And at the age of 24, Jodie already has a remarkable rugby career under her belt. The first deaf female rugby player to have appeared for a senior England side, she represented England and Great Britain at rugby sevens.
She has won Deaf Sports Personality of the Year, served as honorary president of UK Deaf Sport, and visits schools talking to children about her story.
But behind the scenes, Jodie, from Thornhill, Yorkshire, has overcome shyness and self-doubt, almost walking away from the game when difficulties with communication became too much.
She's now sharing the lessons she's learned in a new children's book, Keep Smashing It.
Born seven weeks premature and diagnosed with profound hearing loss, Jodie's parents Phil, 55, and Jo, 53, were told their daughter probably wouldn't speak, and would find it hard to get an education or a job when she grew up.
It was her parents’ quick action, Jodie said, that set her on the path to success.
‘They didn't know any deaf people at the time. They went into this mindset of, ‘well, what can we do?
Phil and Jo took Jodie to sessions at the Elizabeth Foundation, an organisation supporting deaf children, when she was three months, focusing on body language, eye contact and the start of lip-reading.

Dataset extract →
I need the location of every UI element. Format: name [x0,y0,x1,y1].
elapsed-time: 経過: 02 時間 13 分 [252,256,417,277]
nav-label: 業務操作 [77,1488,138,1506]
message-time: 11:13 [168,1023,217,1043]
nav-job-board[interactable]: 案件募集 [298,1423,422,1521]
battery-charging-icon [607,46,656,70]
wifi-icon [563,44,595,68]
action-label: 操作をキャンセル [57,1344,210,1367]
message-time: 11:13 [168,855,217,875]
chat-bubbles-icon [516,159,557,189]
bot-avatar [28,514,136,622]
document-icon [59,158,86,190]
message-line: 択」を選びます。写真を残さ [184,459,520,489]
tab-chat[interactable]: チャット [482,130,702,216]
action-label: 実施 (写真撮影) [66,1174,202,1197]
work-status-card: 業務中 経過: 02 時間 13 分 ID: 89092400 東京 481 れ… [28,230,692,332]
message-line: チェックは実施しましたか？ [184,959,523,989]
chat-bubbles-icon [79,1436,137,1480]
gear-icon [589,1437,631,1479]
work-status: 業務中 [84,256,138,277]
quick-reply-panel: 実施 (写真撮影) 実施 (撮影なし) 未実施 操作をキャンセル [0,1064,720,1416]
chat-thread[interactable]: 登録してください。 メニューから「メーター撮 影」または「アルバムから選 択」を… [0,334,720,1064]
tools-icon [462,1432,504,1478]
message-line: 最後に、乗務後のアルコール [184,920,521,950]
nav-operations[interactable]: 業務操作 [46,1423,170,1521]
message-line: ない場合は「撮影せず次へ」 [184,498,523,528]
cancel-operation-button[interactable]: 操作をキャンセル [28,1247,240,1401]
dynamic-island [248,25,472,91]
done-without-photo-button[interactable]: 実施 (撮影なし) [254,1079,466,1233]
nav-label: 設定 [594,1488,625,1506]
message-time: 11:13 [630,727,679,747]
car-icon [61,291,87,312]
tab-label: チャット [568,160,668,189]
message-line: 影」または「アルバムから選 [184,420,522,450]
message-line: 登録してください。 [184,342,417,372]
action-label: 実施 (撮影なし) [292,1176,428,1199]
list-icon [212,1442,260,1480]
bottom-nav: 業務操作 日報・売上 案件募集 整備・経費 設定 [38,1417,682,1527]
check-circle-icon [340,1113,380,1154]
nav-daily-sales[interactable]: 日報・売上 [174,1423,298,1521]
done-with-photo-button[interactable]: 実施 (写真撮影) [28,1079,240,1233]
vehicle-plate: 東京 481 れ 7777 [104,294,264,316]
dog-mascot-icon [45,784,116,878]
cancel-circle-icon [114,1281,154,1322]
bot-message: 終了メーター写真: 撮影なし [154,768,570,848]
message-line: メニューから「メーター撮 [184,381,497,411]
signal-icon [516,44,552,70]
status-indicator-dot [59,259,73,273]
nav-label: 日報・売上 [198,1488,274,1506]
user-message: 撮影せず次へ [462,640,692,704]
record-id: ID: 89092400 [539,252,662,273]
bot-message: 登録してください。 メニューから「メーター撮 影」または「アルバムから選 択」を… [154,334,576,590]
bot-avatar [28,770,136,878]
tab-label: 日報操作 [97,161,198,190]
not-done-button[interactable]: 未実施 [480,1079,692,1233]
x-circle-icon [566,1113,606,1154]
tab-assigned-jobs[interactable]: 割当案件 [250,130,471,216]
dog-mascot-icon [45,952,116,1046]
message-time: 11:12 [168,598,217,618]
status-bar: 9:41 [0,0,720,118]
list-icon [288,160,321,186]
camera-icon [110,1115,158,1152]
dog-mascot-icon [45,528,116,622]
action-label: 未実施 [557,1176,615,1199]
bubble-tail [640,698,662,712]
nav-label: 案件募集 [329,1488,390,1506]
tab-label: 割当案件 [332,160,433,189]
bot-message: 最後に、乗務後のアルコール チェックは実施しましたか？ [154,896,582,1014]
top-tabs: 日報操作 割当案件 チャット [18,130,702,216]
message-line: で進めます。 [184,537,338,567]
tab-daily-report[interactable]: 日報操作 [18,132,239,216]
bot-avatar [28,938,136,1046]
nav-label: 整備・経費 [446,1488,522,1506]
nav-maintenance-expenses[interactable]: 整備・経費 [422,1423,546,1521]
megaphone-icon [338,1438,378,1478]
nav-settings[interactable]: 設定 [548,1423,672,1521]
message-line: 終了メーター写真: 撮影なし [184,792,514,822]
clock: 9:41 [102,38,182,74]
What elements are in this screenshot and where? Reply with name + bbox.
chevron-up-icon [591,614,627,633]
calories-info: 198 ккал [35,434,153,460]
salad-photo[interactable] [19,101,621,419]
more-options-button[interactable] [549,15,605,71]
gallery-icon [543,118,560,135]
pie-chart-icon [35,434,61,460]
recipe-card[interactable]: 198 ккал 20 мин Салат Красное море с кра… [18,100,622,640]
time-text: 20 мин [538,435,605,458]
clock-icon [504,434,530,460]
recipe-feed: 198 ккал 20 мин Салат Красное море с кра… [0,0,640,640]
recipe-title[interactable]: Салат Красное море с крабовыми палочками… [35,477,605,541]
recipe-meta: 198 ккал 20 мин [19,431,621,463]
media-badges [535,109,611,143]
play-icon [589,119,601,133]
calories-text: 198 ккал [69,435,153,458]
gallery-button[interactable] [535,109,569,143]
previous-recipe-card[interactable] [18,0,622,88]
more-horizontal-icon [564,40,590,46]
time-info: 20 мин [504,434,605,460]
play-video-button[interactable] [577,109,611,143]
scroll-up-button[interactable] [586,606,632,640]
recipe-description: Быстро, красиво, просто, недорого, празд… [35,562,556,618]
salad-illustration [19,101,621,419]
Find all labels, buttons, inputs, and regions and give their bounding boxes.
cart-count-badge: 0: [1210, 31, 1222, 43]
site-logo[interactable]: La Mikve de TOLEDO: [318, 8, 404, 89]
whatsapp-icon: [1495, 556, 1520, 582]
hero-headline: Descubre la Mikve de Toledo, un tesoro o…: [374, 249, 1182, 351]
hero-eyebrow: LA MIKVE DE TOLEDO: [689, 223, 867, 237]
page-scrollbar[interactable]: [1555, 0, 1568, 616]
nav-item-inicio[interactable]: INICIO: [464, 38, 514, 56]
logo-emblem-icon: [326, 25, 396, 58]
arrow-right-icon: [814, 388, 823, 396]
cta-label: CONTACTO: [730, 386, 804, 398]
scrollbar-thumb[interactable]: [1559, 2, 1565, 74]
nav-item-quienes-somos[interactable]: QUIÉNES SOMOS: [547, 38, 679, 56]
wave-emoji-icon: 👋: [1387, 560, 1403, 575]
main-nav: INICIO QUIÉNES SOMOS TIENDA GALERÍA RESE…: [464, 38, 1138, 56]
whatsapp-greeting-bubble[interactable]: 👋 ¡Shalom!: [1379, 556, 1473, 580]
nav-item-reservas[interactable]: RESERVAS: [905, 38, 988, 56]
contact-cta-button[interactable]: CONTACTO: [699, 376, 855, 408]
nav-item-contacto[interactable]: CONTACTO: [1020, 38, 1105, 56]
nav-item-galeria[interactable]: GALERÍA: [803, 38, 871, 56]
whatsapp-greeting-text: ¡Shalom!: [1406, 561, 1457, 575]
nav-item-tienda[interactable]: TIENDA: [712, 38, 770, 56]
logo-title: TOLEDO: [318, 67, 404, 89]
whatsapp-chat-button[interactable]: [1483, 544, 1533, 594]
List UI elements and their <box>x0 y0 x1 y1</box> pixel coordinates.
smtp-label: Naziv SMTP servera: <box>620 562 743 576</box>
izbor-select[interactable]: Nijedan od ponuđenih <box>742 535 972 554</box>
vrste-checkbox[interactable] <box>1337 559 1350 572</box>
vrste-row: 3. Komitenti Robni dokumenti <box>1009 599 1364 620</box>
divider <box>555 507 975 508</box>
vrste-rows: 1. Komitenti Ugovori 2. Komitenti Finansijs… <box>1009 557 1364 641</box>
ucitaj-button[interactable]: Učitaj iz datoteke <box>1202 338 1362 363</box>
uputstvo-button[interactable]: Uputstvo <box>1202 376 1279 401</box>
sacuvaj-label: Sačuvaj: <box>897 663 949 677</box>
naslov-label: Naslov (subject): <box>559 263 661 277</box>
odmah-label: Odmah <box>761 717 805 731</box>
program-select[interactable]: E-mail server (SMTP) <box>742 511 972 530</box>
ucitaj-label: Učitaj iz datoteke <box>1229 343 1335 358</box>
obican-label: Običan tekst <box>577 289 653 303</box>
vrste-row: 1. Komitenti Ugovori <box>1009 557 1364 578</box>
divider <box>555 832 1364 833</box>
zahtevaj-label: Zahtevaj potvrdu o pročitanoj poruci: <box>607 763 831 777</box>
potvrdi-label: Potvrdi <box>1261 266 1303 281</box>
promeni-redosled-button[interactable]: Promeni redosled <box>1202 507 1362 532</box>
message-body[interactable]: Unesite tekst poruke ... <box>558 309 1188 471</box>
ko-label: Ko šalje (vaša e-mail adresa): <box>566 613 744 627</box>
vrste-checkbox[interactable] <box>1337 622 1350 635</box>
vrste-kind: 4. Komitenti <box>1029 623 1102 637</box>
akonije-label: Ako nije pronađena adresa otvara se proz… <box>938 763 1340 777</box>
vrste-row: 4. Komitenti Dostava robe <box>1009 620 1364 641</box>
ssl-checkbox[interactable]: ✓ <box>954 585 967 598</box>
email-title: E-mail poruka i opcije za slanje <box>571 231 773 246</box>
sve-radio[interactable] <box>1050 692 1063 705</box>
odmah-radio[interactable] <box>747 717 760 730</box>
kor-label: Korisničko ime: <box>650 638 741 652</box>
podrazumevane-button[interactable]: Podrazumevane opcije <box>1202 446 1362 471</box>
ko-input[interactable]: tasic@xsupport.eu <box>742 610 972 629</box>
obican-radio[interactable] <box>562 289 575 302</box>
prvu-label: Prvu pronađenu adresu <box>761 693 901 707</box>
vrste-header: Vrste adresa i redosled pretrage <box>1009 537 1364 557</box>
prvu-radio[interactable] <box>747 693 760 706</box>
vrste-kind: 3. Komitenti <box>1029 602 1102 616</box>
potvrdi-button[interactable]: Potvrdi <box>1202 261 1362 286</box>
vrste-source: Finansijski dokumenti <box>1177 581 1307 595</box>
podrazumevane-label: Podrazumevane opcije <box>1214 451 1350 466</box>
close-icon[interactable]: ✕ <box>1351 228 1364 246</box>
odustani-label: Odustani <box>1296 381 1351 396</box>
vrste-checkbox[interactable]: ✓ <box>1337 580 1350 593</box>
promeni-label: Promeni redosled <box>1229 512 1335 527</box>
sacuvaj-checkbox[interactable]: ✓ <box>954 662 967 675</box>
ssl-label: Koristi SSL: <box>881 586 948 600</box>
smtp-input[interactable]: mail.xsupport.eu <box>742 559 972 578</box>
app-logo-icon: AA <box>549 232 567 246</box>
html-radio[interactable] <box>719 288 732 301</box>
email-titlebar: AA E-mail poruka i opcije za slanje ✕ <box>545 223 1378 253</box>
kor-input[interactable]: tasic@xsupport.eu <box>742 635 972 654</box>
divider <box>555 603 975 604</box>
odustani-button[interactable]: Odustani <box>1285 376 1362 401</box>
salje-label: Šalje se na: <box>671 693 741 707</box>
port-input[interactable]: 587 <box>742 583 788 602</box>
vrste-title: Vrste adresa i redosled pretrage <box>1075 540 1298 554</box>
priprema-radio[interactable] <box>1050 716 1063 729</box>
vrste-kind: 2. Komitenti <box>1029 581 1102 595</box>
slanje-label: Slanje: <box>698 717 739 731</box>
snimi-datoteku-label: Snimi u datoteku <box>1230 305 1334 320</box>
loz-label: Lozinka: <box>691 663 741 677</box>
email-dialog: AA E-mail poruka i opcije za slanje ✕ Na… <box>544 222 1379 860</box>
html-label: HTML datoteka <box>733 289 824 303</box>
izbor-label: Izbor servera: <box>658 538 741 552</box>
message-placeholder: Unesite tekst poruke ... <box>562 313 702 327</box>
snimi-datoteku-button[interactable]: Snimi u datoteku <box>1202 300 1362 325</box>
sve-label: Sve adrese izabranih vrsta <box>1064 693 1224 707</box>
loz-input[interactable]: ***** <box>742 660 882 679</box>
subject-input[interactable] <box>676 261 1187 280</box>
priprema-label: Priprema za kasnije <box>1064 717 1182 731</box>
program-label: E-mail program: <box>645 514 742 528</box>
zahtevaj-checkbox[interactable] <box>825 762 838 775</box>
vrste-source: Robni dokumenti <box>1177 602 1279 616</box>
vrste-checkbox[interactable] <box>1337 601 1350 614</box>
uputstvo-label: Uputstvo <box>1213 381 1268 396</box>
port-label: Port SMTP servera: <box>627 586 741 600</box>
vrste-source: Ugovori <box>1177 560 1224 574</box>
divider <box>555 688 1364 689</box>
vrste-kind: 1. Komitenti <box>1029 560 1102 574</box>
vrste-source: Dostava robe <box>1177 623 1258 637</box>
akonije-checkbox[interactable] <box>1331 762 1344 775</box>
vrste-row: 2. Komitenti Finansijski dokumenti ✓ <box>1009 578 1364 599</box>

Work to complete →
1. From the passage about Jodie, print out the part that opens with the words containing "And at the age" and closes with "about her story.".
2. According to the passage about Jodie, what is the title of her new children's book?
The rows have no connection to the passage about Jodie.

Exercise responses →
1.
And at the age of 24, Jodie already has a remarkable rugby career under her belt. The first deaf female rugby player to have appeared for a senior England side, she represented England and Great Britain at rugby sevens.
She has won Deaf Sports Personality of the Year, served as honorary president of UK Deaf Sport, and visits schools talking to children about her story.

2. Keep Smashing It